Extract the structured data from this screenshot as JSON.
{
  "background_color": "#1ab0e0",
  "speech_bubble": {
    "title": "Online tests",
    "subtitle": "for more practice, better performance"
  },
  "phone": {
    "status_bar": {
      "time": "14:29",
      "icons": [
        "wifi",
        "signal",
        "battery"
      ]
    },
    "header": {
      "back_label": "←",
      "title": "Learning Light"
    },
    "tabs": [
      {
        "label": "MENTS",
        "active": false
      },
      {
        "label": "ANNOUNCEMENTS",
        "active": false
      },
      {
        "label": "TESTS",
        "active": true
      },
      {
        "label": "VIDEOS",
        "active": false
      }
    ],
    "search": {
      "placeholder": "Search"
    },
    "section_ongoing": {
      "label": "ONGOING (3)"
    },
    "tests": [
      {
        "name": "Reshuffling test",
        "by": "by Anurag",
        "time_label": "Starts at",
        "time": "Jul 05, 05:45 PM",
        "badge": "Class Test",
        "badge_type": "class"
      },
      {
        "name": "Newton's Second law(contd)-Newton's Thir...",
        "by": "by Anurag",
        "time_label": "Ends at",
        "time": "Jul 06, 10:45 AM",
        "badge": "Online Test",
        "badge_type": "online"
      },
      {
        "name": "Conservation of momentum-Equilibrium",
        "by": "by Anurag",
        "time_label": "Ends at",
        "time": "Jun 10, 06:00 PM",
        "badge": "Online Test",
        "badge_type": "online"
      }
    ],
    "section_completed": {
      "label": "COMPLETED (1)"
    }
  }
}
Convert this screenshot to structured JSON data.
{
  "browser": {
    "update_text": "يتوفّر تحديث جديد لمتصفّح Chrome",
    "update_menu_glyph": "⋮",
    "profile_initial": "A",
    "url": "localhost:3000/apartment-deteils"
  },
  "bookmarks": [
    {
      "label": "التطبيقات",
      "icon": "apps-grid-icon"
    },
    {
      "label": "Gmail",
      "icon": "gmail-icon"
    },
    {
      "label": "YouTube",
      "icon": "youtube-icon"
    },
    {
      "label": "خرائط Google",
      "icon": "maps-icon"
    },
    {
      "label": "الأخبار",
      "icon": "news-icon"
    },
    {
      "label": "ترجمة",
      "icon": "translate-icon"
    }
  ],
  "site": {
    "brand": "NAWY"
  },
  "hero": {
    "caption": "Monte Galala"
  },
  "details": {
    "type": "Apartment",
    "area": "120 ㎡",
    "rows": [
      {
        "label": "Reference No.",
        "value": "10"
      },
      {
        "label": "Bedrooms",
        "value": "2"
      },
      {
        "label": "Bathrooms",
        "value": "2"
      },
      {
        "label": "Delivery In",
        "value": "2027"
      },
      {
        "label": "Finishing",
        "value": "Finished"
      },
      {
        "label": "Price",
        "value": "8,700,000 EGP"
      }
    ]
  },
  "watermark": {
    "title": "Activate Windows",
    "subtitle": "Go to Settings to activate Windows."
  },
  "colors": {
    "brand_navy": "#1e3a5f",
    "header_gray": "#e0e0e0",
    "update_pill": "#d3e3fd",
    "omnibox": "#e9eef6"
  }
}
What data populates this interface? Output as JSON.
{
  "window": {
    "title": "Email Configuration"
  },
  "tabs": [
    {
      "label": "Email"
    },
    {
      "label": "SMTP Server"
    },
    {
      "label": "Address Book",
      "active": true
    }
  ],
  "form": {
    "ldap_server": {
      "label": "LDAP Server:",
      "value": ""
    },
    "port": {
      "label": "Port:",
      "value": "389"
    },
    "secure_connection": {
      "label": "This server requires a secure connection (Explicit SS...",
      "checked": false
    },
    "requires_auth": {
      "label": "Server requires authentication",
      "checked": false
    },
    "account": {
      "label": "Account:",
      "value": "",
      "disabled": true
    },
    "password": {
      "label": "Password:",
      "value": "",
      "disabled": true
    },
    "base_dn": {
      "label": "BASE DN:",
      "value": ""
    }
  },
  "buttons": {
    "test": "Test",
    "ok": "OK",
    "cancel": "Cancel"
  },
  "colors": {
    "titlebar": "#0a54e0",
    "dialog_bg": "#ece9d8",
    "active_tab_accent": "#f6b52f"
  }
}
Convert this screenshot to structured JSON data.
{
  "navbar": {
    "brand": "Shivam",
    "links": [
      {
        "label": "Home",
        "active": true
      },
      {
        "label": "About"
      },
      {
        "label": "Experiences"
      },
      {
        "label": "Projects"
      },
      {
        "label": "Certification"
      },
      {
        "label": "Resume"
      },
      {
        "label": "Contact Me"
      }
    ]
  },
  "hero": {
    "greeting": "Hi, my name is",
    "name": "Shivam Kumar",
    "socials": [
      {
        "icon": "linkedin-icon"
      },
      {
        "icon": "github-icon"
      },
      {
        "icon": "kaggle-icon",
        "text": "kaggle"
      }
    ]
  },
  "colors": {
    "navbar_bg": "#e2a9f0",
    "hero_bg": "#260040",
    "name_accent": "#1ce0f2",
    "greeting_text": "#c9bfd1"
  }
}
★ ★ ★
Exercise. Print all of the entries exactly as they are written.

Expected answer.
Extract the structured data from this screenshot as JSON.
{
  "background_color": "#1ab0e0",
  "speech_bubble": {
    "title": "Online tests",
    "subtitle": "for more practice, better performance"
  },
  "phone": {
    "status_bar": {
      "time": "14:29",
      "icons": [
        "wifi",
        "signal",
        "battery"
      ]
    },
    "header": {
      "back_label": "←",
      "title": "Learning Light"
    },
    "tabs": [
      {
        "label": "MENTS",
        "active": false
      },
      {
        "label": "ANNOUNCEMENTS",
        "active": false
      },
      {
        "label": "TESTS",
        "active": true
      },
      {
        "label": "VIDEOS",
        "active": false
      }
    ],
    "search": {
      "placeholder": "Search"
    },
    "section_ongoing": {
      "label": "ONGOING (3)"
    },
    "tests": [
      {
        "name": "Reshuffling test",
        "by": "by Anurag",
        "time_label": "Starts at",
        "time": "Jul 05, 05:45 PM",
        "badge": "Class Test",
        "badge_type": "class"
      },
      {
        "name": "Newton's Second law(contd)-Newton's Thir...",
        "by": "by Anurag",
        "time_label": "Ends at",
        "time": "Jul 06, 10:45 AM",
        "badge": "Online Test",
        "badge_type": "online"
      },
      {
        "name": "Conservation of momentum-Equilibrium",
        "by": "by Anurag",
        "time_label": "Ends at",
        "time": "Jun 10, 06:00 PM",
        "badge": "Online Test",
        "badge_type": "online"
      }
    ],
    "section_completed": {
      "label": "COMPLETED (1)"
    }
  }
}
Convert this screenshot to structured JSON data.
{
  "browser": {
    "update_text": "يتوفّر تحديث جديد لمتصفّح Chrome",
    "update_menu_glyph": "⋮",
    "profile_initial": "A",
    "url": "localhost:3000/apartment-deteils"
  },
  "bookmarks": [
    {
      "label": "التطبيقات",
      "icon": "apps-grid-icon"
    },
    {
      "label": "Gmail",
      "icon": "gmail-icon"
    },
    {
      "label": "YouTube",
      "icon": "youtube-icon"
    },
    {
      "label": "خرائط Google",
      "icon": "maps-icon"
    },
    {
      "label": "الأخبار",
      "icon": "news-icon"
    },
    {
      "label": "ترجمة",
      "icon": "translate-icon"
    }
  ],
  "site": {
    "brand": "NAWY"
  },
  "hero": {
    "caption": "Monte Galala"
  },
  "details": {
    "type": "Apartment",
    "area": "120 ㎡",
    "rows": [
      {
        "label": "Reference No.",
        "value": "10"
      },
      {
        "label": "Bedrooms",
        "value": "2"
      },
      {
        "label": "Bathrooms",
        "value": "2"
      },
      {
        "label": "Delivery In",
        "value": "2027"
      },
      {
        "label": "Finishing",
        "value": "Finished"
      },
      {
        "label": "Price",
        "value": "8,700,000 EGP"
      }
    ]
  },
  "watermark": {
    "title": "Activate Windows",
    "subtitle": "Go to Settings to activate Windows."
  },
  "colors": {
    "brand_navy": "#1e3a5f",
    "header_gray": "#e0e0e0",
    "update_pill": "#d3e3fd",
    "omnibox": "#e9eef6"
  }
}
What data populates this interface? Output as JSON.
{
  "window": {
    "title": "Email Configuration"
  },
  "tabs": [
    {
      "label": "Email"
    },
    {
      "label": "SMTP Server"
    },
    {
      "label": "Address Book",
      "active": true
    }
  ],
  "form": {
    "ldap_server": {
      "label": "LDAP Server:",
      "value": ""
    },
    "port": {
      "label": "Port:",
      "value": "389"
    },
    "secure_connection": {
      "label": "This server requires a secure connection (Explicit SS...",
      "checked": false
    },
    "requires_auth": {
      "label": "Server requires authentication",
      "checked": false
    },
    "account": {
      "label": "Account:",
      "value": "",
      "disabled": true
    },
    "password": {
      "label": "Password:",
      "value": "",
      "disabled": true
    },
    "base_dn": {
      "label": "BASE DN:",
      "value": ""
    }
  },
  "buttons": {
    "test": "Test",
    "ok": "OK",
    "cancel": "Cancel"
  },
  "colors": {
    "titlebar": "#0a54e0",
    "dialog_bg": "#ece9d8",
    "active_tab_accent": "#f6b52f"
  }
}
Convert this screenshot to structured JSON data.
{
  "navbar": {
    "brand": "Shivam",
    "links": [
      {
        "label": "Home",
        "active": true
      },
      {
        "label": "About"
      },
      {
        "label": "Experiences"
      },
      {
        "label": "Projects"
      },
      {
        "label": "Certification"
      },
      {
        "label": "Resume"
      },
      {
        "label": "Contact Me"
      }
    ]
  },
  "hero": {
    "greeting": "Hi, my name is",
    "name": "Shivam Kumar",
    "socials": [
      {
        "icon": "linkedin-icon"
      },
      {
        "icon": "github-icon"
      },
      {
        "icon": "kaggle-icon",
        "text": "kaggle"
      }
    ]
  },
  "colors": {
    "navbar_bg": "#e2a9f0",
    "hero_bg": "#260040",
    "name_accent": "#1ce0f2",
    "greeting_text": "#c9bfd1"
  }
}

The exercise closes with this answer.